**Task instructions**
Retype all the records with nothing changed.
___
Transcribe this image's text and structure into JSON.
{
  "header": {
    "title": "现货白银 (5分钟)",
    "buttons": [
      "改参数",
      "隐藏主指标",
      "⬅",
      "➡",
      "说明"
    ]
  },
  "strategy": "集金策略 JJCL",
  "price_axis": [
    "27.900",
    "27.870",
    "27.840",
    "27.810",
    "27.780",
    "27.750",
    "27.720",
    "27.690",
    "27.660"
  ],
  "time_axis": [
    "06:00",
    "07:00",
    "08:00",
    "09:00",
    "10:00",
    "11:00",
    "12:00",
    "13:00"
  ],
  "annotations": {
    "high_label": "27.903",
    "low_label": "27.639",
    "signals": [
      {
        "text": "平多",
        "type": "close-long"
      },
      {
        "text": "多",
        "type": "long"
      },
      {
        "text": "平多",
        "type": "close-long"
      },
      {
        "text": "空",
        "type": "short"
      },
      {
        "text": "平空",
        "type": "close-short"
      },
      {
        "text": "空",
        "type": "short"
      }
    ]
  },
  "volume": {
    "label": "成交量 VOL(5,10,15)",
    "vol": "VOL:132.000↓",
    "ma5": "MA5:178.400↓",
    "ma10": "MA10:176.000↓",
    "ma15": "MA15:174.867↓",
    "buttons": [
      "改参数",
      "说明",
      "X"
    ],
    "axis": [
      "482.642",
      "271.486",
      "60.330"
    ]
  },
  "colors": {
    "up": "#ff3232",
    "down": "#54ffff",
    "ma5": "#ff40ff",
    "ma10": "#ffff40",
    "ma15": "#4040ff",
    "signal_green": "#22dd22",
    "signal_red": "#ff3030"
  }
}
___
**Output**
Transcribe this image's text and structure into JSON.
{
  "header": {
    "title": "现货白银 (5分钟)",
    "buttons": [
      "改参数",
      "隐藏主指标",
      "⬅",
      "➡",
      "说明"
    ]
  },
  "strategy": "集金策略 JJCL",
  "price_axis": [
    "27.900",
    "27.870",
    "27.840",
    "27.810",
    "27.780",
    "27.750",
    "27.720",
    "27.690",
    "27.660"
  ],
  "time_axis": [
    "06:00",
    "07:00",
    "08:00",
    "09:00",
    "10:00",
    "11:00",
    "12:00",
    "13:00"
  ],
  "annotations": {
    "high_label": "27.903",
    "low_label": "27.639",
    "signals": [
      {
        "text": "平多",
        "type": "close-long"
      },
      {
        "text": "多",
        "type": "long"
      },
      {
        "text": "平多",
        "type": "close-long"
      },
      {
        "text": "空",
        "type": "short"
      },
      {
        "text": "平空",
        "type": "close-short"
      },
      {
        "text": "空",
        "type": "short"
      }
    ]
  },
  "volume": {
    "label": "成交量 VOL(5,10,15)",
    "vol": "VOL:132.000↓",
    "ma5": "MA5:178.400↓",
    "ma10": "MA10:176.000↓",
    "ma15": "MA15:174.867↓",
    "buttons": [
      "改参数",
      "说明",
      "X"
    ],
    "axis": [
      "482.642",
      "271.486",
      "60.330"
    ]
  },
  "colors": {
    "up": "#ff3232",
    "down": "#54ffff",
    "ma5": "#ff40ff",
    "ma10": "#ffff40",
    "ma15": "#4040ff",
    "signal_green": "#22dd22",
    "signal_red": "#ff3030"
  }
}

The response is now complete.